MATERIALS PROVIDED ->

◆ ◆ ◆ ◆ ◆ ◆ ◆

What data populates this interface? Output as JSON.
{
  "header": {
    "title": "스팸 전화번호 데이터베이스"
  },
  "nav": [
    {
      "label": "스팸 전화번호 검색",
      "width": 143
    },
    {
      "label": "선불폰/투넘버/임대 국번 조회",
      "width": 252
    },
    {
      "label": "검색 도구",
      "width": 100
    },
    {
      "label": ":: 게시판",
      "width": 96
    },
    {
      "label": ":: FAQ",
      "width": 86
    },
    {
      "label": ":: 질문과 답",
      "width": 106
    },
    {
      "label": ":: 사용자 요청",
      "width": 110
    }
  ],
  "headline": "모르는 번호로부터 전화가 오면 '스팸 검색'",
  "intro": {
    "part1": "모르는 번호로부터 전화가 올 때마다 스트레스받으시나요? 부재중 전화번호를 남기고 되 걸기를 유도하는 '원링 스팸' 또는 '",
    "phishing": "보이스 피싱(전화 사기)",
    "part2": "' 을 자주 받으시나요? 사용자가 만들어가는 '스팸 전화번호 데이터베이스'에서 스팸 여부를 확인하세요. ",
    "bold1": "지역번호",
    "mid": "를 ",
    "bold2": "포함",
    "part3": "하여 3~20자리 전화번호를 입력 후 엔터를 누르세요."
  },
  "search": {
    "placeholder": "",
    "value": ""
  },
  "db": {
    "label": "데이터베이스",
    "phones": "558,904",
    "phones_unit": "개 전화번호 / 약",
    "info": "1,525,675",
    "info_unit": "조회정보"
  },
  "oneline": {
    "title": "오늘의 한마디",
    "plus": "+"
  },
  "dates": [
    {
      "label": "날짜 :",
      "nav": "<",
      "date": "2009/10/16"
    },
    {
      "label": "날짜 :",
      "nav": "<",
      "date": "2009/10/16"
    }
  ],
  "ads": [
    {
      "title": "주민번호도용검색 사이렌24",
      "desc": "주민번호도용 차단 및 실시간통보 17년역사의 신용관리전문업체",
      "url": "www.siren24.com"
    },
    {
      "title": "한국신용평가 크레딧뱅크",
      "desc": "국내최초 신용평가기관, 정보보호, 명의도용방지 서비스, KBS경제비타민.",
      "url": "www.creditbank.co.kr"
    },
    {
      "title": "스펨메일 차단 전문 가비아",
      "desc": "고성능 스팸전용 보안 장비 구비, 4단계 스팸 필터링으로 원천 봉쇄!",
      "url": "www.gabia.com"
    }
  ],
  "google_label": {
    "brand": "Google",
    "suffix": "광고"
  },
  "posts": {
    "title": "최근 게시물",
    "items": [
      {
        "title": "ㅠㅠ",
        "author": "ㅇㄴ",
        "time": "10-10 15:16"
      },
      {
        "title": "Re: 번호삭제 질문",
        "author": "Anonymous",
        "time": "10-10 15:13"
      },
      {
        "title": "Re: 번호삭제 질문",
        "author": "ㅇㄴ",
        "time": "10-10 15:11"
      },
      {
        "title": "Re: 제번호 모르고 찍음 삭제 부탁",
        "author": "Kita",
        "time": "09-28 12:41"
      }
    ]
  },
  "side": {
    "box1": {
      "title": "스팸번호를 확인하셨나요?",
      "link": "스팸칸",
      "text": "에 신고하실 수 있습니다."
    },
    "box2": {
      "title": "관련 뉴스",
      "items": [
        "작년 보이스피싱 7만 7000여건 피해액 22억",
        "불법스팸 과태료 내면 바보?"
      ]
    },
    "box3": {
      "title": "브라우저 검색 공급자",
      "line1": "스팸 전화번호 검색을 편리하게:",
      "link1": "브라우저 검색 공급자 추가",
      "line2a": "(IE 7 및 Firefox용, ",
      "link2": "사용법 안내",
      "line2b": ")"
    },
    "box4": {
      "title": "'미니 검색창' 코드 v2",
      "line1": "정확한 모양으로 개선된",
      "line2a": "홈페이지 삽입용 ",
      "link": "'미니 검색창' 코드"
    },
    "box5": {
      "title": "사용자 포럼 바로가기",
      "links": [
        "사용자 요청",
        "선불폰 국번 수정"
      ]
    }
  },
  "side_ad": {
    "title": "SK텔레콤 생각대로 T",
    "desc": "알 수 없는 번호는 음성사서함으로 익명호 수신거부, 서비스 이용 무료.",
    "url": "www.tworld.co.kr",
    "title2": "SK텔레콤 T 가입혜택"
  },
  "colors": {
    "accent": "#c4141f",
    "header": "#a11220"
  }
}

◆ ◆ ◆ ◆ ◆ ◆ ◆

GOAL ->
Output the lines above verbatim and in full.

SOLUTION TO THIS EXERCISE ->
What data populates this interface? Output as JSON.
{
  "header": {
    "title": "스팸 전화번호 데이터베이스"
  },
  "nav": [
    {
      "label": "스팸 전화번호 검색",
      "width": 143
    },
    {
      "label": "선불폰/투넘버/임대 국번 조회",
      "width": 252
    },
    {
      "label": "검색 도구",
      "width": 100
    },
    {
      "label": ":: 게시판",
      "width": 96
    },
    {
      "label": ":: FAQ",
      "width": 86
    },
    {
      "label": ":: 질문과 답",
      "width": 106
    },
    {
      "label": ":: 사용자 요청",
      "width": 110
    }
  ],
  "headline": "모르는 번호로부터 전화가 오면 '스팸 검색'",
  "intro": {
    "part1": "모르는 번호로부터 전화가 올 때마다 스트레스받으시나요? 부재중 전화번호를 남기고 되 걸기를 유도하는 '원링 스팸' 또는 '",
    "phishing": "보이스 피싱(전화 사기)",
    "part2": "' 을 자주 받으시나요? 사용자가 만들어가는 '스팸 전화번호 데이터베이스'에서 스팸 여부를 확인하세요. ",
    "bold1": "지역번호",
    "mid": "를 ",
    "bold2": "포함",
    "part3": "하여 3~20자리 전화번호를 입력 후 엔터를 누르세요."
  },
  "search": {
    "placeholder": "",
    "value": ""
  },
  "db": {
    "label": "데이터베이스",
    "phones": "558,904",
    "phones_unit": "개 전화번호 / 약",
    "info": "1,525,675",
    "info_unit": "조회정보"
  },
  "oneline": {
    "title": "오늘의 한마디",
    "plus": "+"
  },
  "dates": [
    {
      "label": "날짜 :",
      "nav": "<",
      "date": "2009/10/16"
    },
    {
      "label": "날짜 :",
      "nav": "<",
      "date": "2009/10/16"
    }
  ],
  "ads": [
    {
      "title": "주민번호도용검색 사이렌24",
      "desc": "주민번호도용 차단 및 실시간통보 17년역사의 신용관리전문업체",
      "url": "www.siren24.com"
    },
    {
      "title": "한국신용평가 크레딧뱅크",
      "desc": "국내최초 신용평가기관, 정보보호, 명의도용방지 서비스, KBS경제비타민.",
      "url": "www.creditbank.co.kr"
    },
    {
      "title": "스펨메일 차단 전문 가비아",
      "desc": "고성능 스팸전용 보안 장비 구비, 4단계 스팸 필터링으로 원천 봉쇄!",
      "url": "www.gabia.com"
    }
  ],
  "google_label": {
    "brand": "Google",
    "suffix": "광고"
  },
  "posts": {
    "title": "최근 게시물",
    "items": [
      {
        "title": "ㅠㅠ",
        "author": "ㅇㄴ",
        "time": "10-10 15:16"
      },
      {
        "title": "Re: 번호삭제 질문",
        "author": "Anonymous",
        "time": "10-10 15:13"
      },
      {
        "title": "Re: 번호삭제 질문",
        "author": "ㅇㄴ",
        "time": "10-10 15:11"
      },
      {
        "title": "Re: 제번호 모르고 찍음 삭제 부탁",
        "author": "Kita",
        "time": "09-28 12:41"
      }
    ]
  },
  "side": {
    "box1": {
      "title": "스팸번호를 확인하셨나요?",
      "link": "스팸칸",
      "text": "에 신고하실 수 있습니다."
    },
    "box2": {
      "title": "관련 뉴스",
      "items": [
        "작년 보이스피싱 7만 7000여건 피해액 22억",
        "불법스팸 과태료 내면 바보?"
      ]
    },
    "box3": {
      "title": "브라우저 검색 공급자",
      "line1": "스팸 전화번호 검색을 편리하게:",
      "link1": "브라우저 검색 공급자 추가",
      "line2a": "(IE 7 및 Firefox용, ",
      "link2": "사용법 안내",
      "line2b": ")"
    },
    "box4": {
      "title": "'미니 검색창' 코드 v2",
      "line1": "정확한 모양으로 개선된",
      "line2a": "홈페이지 삽입용 ",
      "link": "'미니 검색창' 코드"
    },
    "box5": {
      "title": "사용자 포럼 바로가기",
      "links": [
        "사용자 요청",
        "선불폰 국번 수정"
      ]
    }
  },
  "side_ad": {
    "title": "SK텔레콤 생각대로 T",
    "desc": "알 수 없는 번호는 음성사서함으로 익명호 수신거부, 서비스 이용 무료.",
    "url": "www.tworld.co.kr",
    "title2": "SK텔레콤 T 가입혜택"
  },
  "colors": {
    "accent": "#c4141f",
    "header": "#a11220"
  }
}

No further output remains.